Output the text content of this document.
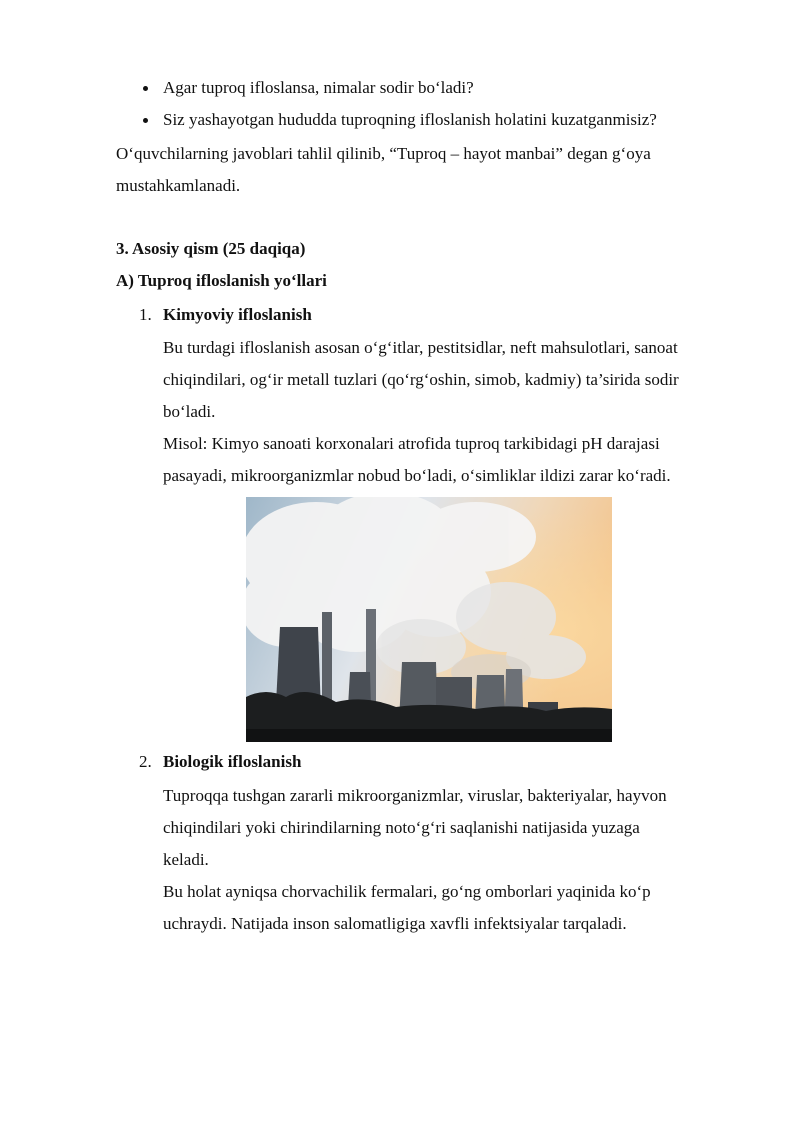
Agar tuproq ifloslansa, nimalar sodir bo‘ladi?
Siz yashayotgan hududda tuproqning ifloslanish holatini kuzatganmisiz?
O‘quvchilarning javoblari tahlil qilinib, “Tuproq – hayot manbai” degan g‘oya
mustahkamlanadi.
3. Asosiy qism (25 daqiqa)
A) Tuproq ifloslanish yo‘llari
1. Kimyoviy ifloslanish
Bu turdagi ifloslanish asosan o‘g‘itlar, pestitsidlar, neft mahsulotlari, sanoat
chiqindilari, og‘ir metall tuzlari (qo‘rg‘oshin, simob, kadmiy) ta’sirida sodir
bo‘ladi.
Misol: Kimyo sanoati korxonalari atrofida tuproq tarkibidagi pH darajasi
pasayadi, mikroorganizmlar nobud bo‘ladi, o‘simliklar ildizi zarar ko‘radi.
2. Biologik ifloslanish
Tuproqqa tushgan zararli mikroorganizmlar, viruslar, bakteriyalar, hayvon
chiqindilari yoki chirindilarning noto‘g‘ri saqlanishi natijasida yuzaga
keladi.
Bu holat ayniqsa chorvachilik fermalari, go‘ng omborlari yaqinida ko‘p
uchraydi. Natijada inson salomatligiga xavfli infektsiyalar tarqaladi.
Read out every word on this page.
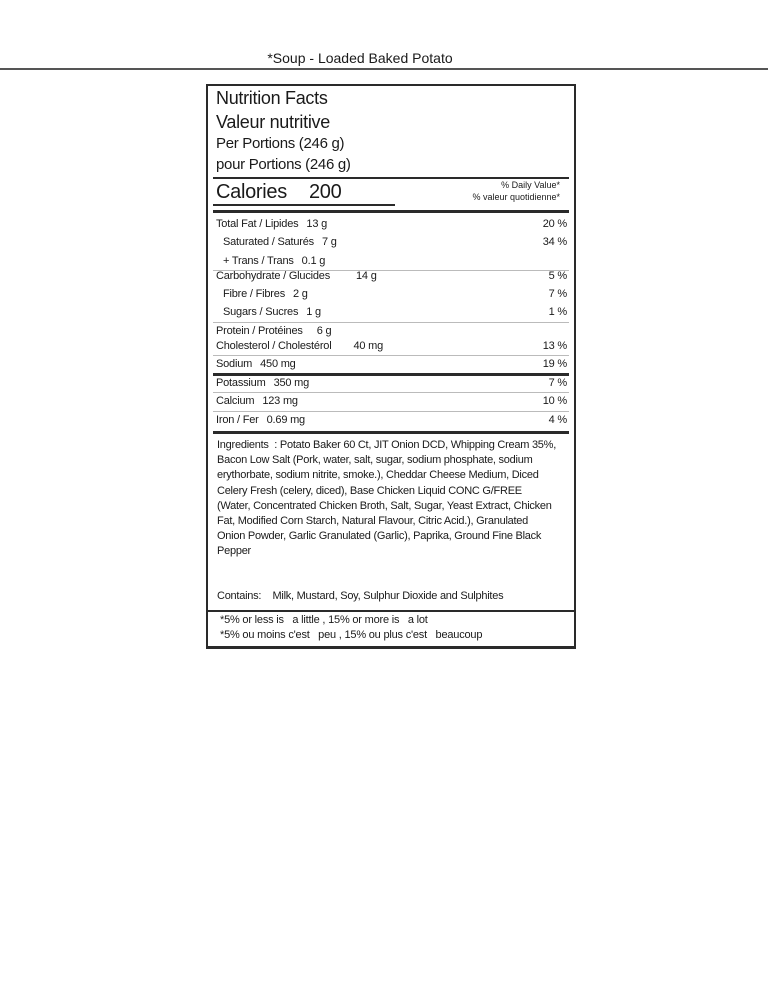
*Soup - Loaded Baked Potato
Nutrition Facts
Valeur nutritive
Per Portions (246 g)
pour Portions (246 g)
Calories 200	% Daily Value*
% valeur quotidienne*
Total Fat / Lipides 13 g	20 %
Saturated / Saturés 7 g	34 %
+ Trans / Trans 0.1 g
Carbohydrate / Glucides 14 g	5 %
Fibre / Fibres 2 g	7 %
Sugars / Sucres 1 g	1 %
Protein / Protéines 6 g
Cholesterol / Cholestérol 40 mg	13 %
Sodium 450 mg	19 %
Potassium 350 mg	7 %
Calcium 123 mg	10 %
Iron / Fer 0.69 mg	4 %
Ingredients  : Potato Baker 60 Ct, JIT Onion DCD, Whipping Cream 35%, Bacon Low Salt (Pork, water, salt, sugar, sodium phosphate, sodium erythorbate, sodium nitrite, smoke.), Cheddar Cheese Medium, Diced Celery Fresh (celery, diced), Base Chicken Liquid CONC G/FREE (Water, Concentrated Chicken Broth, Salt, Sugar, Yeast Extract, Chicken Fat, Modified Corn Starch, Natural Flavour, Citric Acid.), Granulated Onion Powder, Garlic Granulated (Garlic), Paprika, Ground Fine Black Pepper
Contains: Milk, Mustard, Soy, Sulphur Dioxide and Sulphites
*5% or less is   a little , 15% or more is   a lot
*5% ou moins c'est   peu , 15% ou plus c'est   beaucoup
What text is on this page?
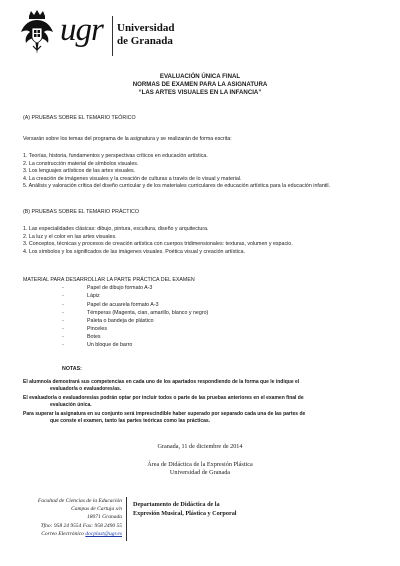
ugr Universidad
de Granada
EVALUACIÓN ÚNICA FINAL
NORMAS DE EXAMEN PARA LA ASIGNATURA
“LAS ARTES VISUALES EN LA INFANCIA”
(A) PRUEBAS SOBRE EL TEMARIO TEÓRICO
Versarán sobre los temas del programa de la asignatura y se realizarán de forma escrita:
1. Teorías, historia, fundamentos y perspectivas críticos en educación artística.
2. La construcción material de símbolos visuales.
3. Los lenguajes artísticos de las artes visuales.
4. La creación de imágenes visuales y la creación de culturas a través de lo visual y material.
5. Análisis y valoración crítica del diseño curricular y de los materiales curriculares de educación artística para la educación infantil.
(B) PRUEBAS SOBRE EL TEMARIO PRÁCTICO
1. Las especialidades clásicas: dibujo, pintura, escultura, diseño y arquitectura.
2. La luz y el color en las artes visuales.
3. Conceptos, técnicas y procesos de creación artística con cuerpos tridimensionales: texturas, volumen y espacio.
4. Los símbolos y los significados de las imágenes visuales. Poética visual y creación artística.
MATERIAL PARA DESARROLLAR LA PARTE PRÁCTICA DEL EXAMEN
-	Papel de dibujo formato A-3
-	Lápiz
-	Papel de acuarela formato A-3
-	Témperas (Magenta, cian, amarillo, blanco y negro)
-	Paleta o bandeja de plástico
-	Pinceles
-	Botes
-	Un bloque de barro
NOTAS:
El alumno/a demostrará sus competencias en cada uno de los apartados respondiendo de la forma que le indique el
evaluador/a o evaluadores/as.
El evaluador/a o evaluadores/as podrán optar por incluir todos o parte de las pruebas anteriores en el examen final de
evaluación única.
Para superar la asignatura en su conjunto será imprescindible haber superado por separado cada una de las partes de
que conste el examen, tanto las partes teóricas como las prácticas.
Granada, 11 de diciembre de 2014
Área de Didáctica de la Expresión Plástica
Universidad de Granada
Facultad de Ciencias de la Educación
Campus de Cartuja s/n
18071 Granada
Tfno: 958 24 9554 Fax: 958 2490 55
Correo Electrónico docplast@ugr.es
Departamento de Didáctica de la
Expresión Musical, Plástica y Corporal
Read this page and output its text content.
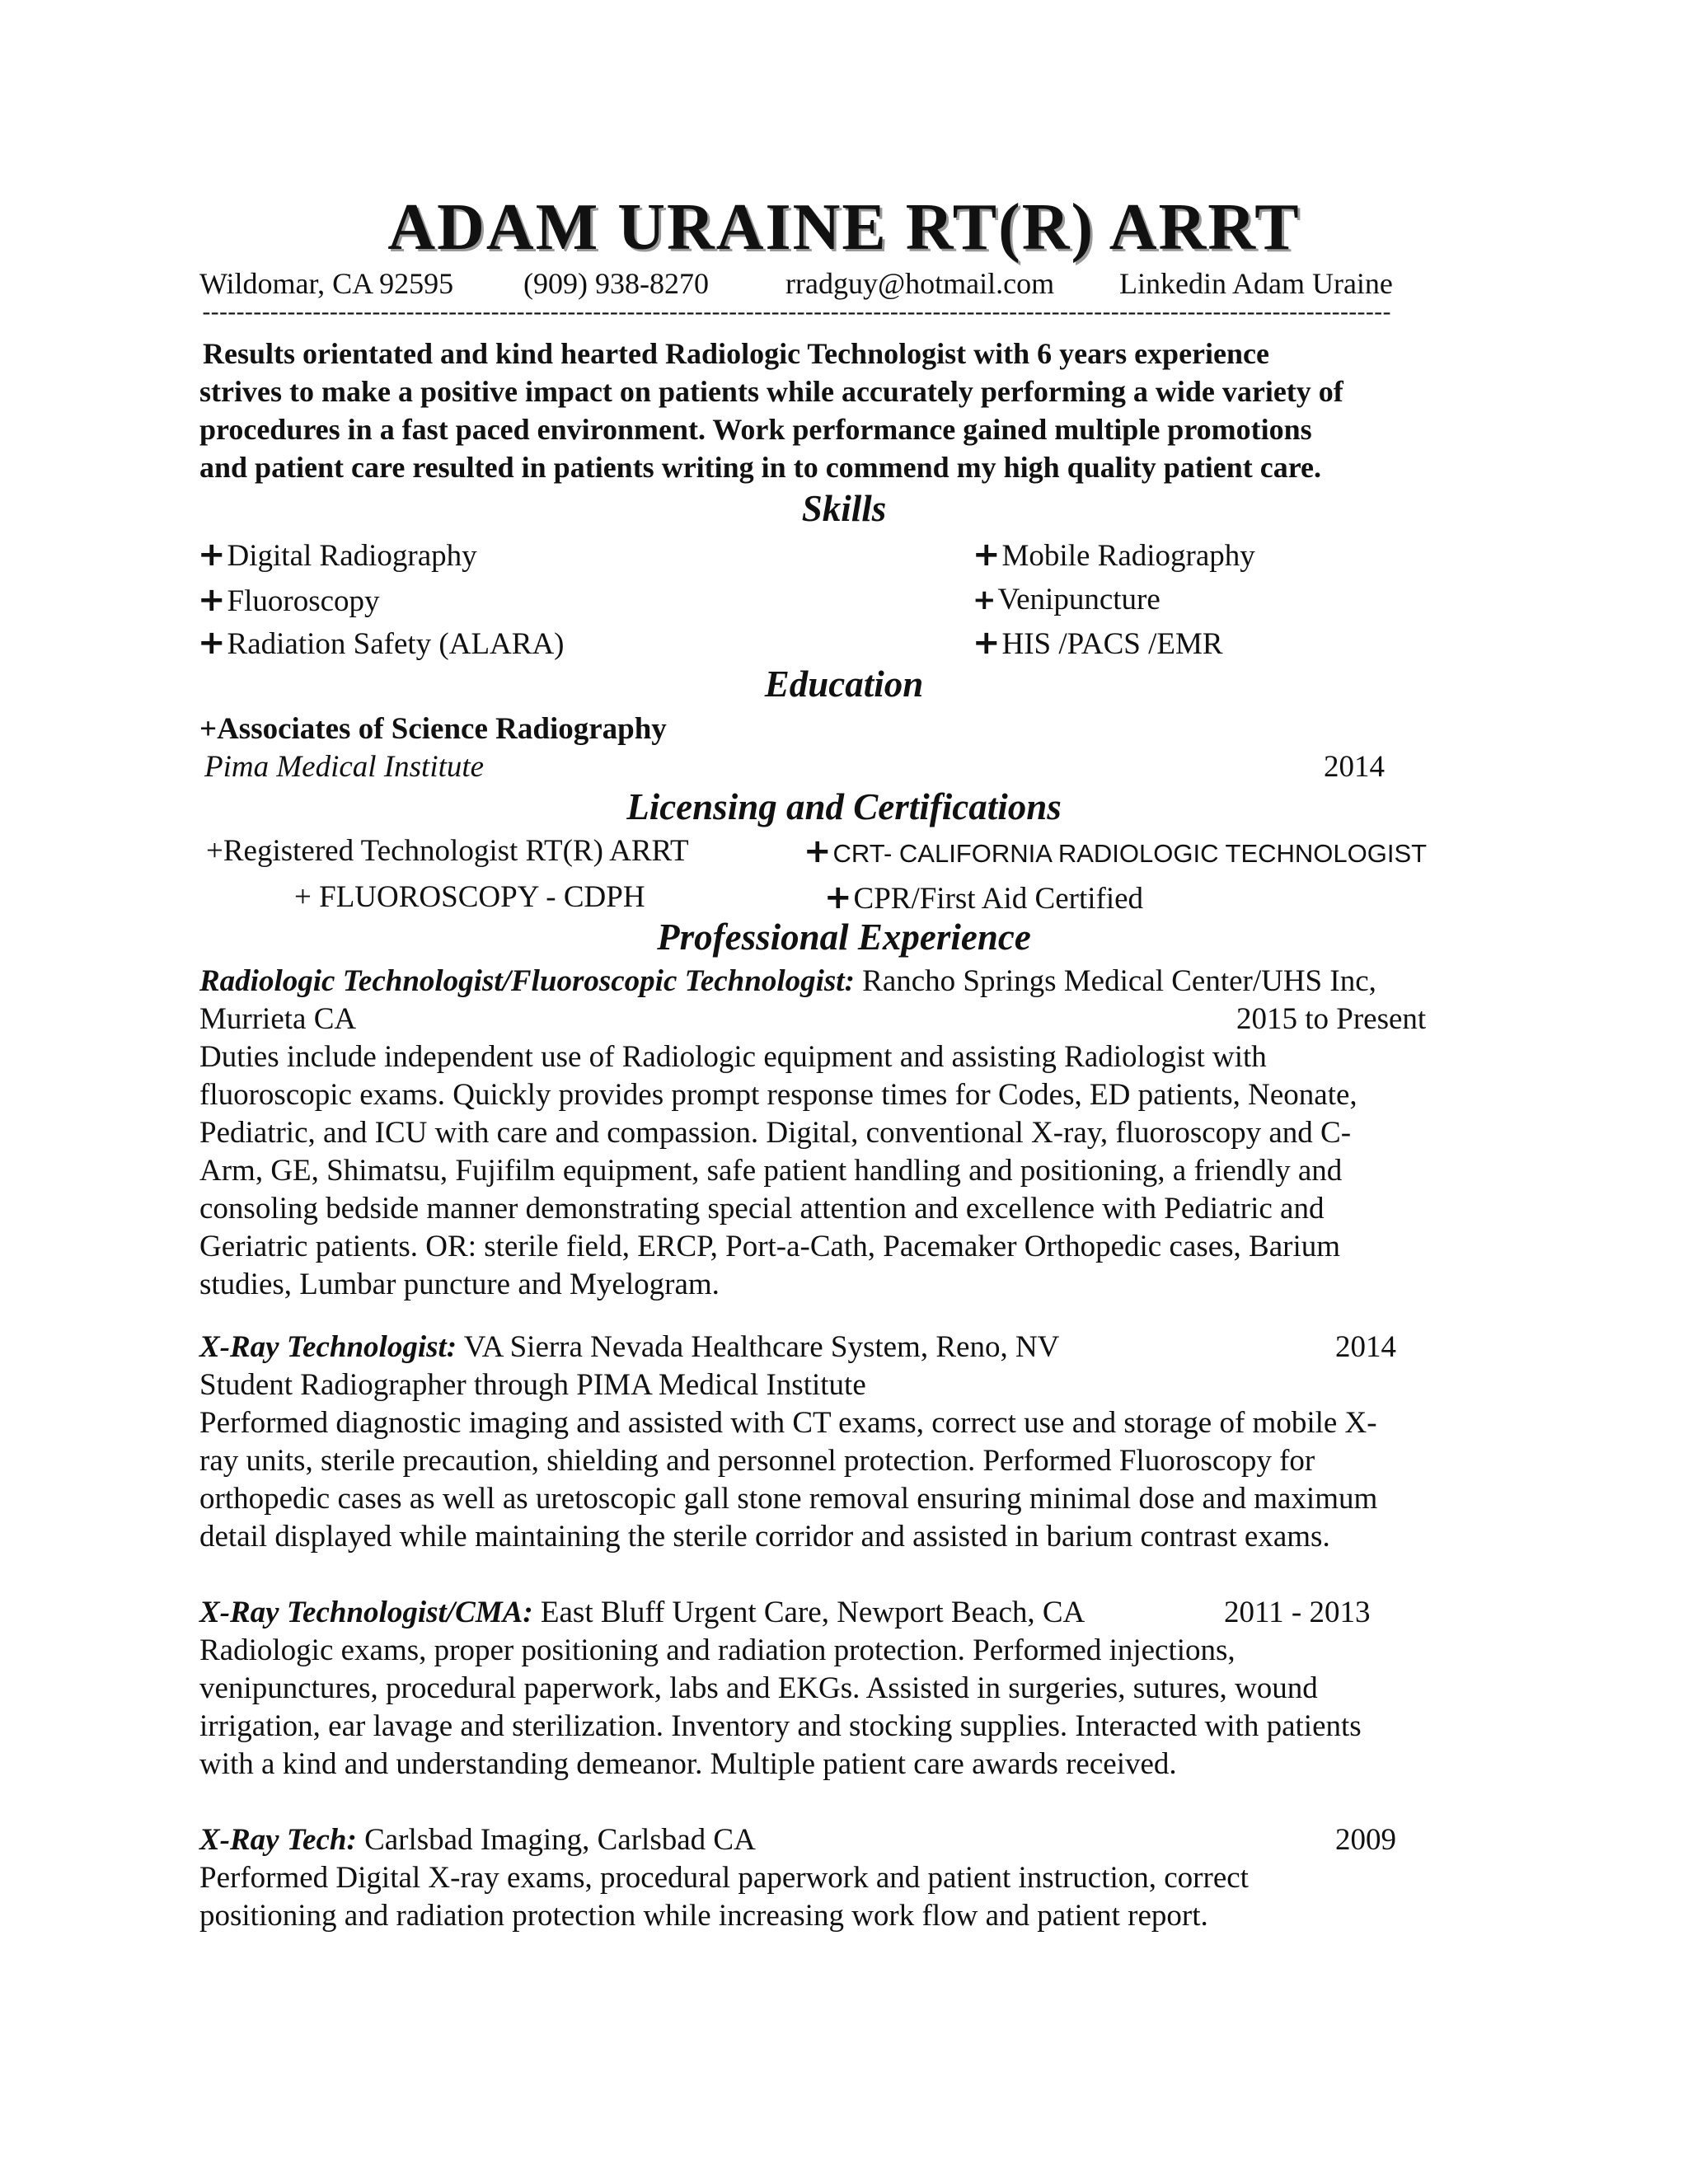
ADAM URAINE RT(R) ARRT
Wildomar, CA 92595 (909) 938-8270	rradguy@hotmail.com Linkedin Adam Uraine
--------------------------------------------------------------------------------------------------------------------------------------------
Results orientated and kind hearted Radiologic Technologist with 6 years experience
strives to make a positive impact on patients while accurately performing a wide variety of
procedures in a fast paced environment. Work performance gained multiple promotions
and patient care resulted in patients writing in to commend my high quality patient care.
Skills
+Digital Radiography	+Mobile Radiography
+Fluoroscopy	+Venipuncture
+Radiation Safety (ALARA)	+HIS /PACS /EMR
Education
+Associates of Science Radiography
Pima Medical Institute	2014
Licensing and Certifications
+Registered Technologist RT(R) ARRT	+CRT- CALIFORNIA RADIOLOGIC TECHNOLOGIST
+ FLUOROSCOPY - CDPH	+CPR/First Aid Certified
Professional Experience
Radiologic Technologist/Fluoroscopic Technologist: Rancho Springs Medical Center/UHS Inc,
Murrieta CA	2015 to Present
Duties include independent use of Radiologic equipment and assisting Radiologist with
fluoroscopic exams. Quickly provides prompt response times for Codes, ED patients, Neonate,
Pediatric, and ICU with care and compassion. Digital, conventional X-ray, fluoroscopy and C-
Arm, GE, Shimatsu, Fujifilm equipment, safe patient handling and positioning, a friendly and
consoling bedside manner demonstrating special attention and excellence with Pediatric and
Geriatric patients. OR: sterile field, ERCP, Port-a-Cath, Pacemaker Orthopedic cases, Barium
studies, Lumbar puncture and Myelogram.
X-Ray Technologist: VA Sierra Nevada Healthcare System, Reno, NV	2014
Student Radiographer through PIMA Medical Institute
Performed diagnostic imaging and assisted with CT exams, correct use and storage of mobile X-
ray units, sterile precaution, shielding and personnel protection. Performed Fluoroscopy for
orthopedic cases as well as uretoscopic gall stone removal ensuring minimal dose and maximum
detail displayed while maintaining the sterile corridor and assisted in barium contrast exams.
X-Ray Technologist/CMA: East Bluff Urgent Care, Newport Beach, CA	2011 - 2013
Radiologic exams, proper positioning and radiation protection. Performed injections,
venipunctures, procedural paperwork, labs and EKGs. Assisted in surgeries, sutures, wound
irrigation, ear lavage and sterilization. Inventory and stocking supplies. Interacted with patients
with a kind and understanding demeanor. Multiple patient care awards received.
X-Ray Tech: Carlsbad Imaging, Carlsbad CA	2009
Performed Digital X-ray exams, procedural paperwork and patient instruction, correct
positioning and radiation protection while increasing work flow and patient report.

_AIM OF THE TASK_
Copy every line in the listing above where the string "protection" turns up.

_EXERCISE RESULT_
ray units, sterile precaution, shielding and personnel protection. Performed Fluoroscopy for
Radiologic exams, proper positioning and radiation protection. Performed injections,
positioning and radiation protection while increasing work flow and patient report.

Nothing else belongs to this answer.